SET TASK
Find the word "resource" in the records below. List each line containing it.

Records from a data collection
--- BEGIN ---

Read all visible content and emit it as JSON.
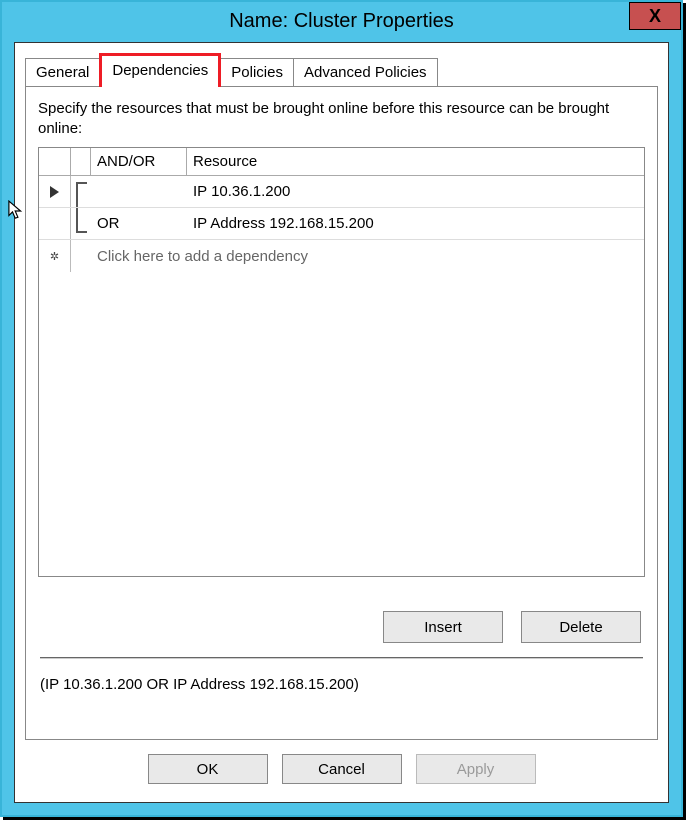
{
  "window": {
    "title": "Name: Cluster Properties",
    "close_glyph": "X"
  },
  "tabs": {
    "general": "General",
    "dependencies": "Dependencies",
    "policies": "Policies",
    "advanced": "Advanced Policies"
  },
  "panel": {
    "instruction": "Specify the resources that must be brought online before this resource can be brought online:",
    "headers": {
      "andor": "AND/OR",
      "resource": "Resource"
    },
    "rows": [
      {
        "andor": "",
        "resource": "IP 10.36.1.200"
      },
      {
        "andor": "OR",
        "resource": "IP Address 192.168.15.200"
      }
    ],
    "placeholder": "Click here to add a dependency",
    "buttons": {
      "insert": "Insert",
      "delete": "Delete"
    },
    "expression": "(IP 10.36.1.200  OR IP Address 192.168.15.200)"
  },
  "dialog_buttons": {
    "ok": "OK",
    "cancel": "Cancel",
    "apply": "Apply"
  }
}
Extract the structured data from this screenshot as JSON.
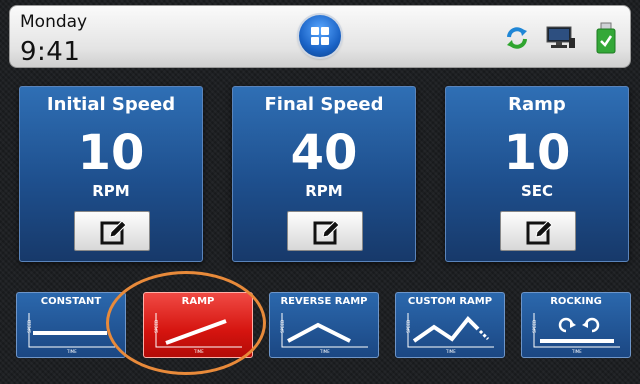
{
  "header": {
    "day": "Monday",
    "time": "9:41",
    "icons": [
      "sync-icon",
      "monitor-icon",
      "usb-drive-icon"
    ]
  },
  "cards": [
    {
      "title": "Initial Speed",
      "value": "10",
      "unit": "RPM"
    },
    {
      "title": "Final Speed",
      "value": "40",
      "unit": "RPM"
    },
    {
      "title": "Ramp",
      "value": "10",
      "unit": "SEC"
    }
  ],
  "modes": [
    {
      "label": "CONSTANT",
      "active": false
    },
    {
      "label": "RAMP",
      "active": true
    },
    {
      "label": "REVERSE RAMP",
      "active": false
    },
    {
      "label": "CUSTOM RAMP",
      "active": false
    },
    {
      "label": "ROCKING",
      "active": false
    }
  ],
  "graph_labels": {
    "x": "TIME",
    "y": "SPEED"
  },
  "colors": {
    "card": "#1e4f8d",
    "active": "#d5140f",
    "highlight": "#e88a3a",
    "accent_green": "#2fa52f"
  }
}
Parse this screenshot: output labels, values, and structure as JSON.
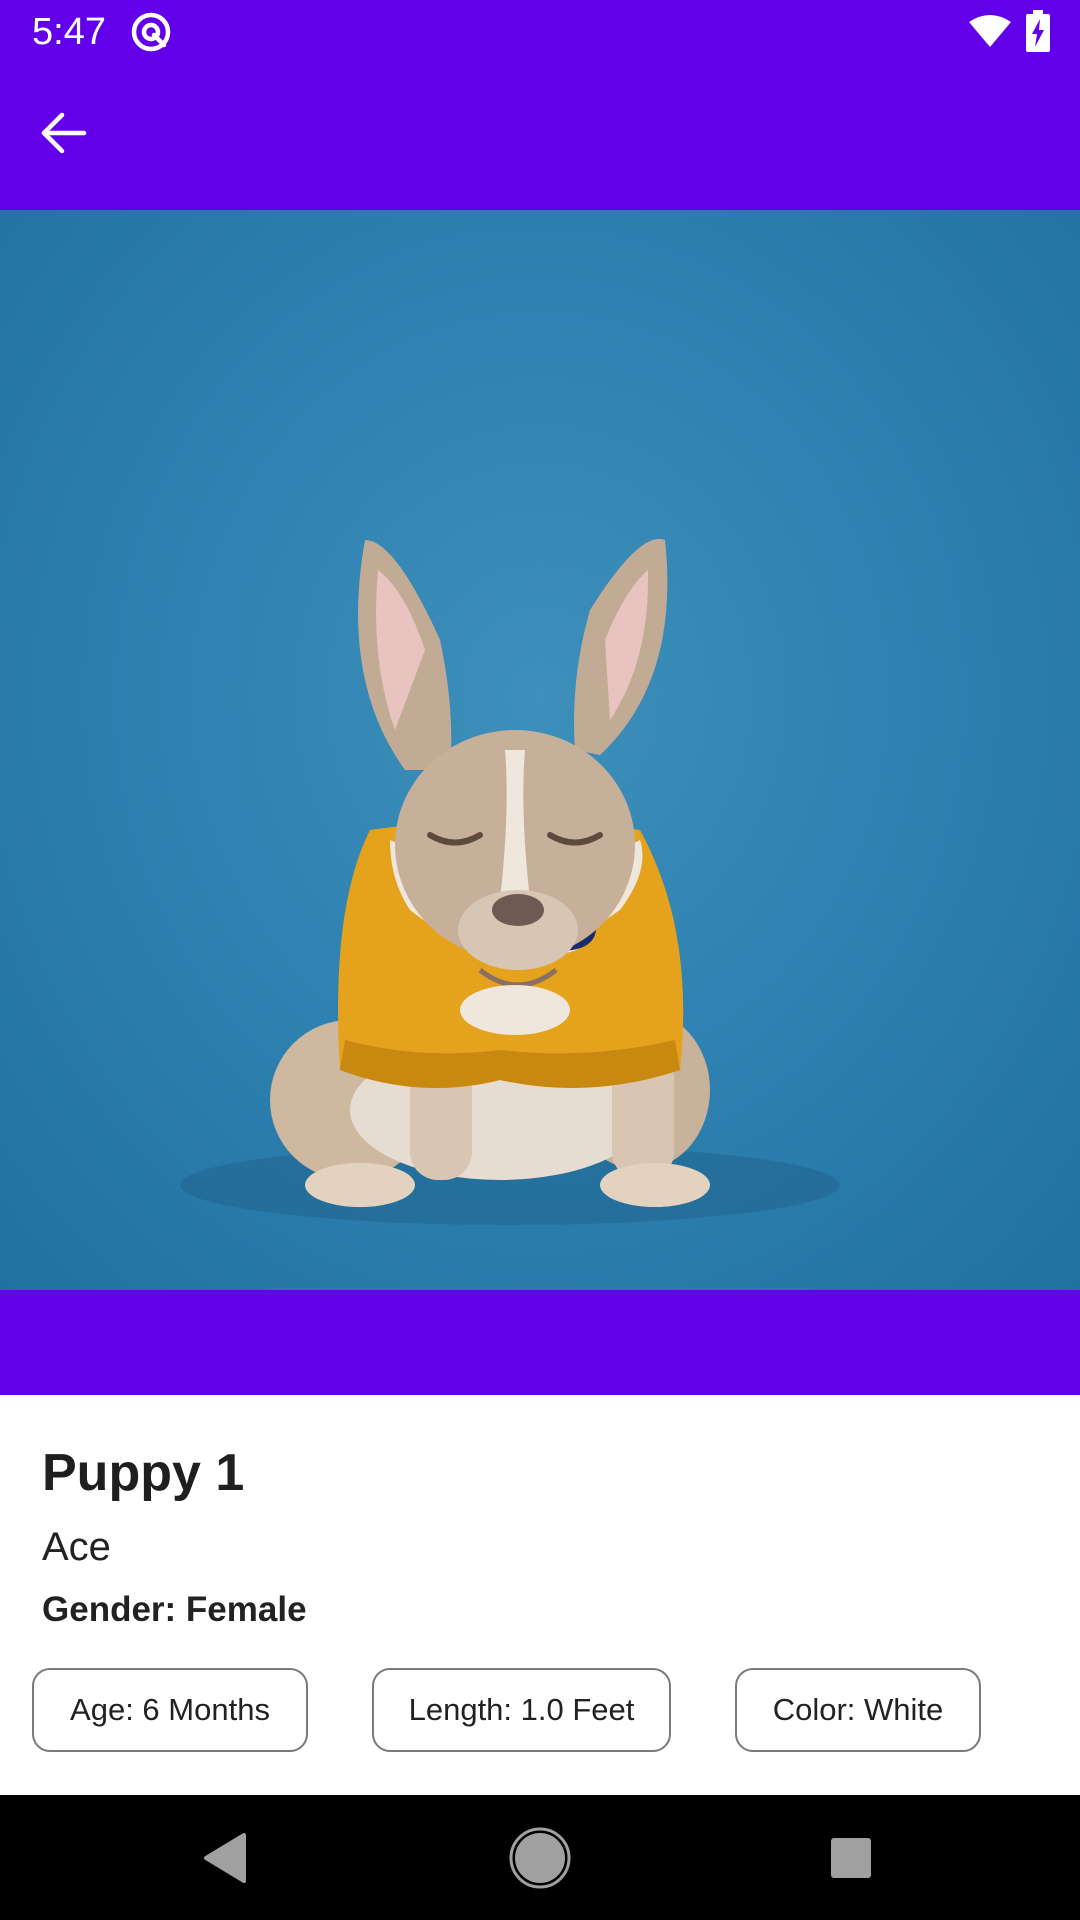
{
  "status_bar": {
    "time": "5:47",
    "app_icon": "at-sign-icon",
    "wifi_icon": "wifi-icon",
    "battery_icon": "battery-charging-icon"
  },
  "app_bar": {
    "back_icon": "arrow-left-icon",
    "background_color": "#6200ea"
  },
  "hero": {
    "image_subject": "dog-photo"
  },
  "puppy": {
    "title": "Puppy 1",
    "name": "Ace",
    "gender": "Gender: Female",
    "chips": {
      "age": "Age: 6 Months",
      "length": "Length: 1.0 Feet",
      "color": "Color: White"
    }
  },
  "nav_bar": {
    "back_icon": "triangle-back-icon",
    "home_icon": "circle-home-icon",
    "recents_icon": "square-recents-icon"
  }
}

--- END ---

TASK ANSWER
    "instruction": "Specify the resources that must be brought online before this resource can be brought online:",
      "resource": "Resource"
        "resource": "IP 10.36.1.200"
        "resource": "IP Address 192.168.15.200"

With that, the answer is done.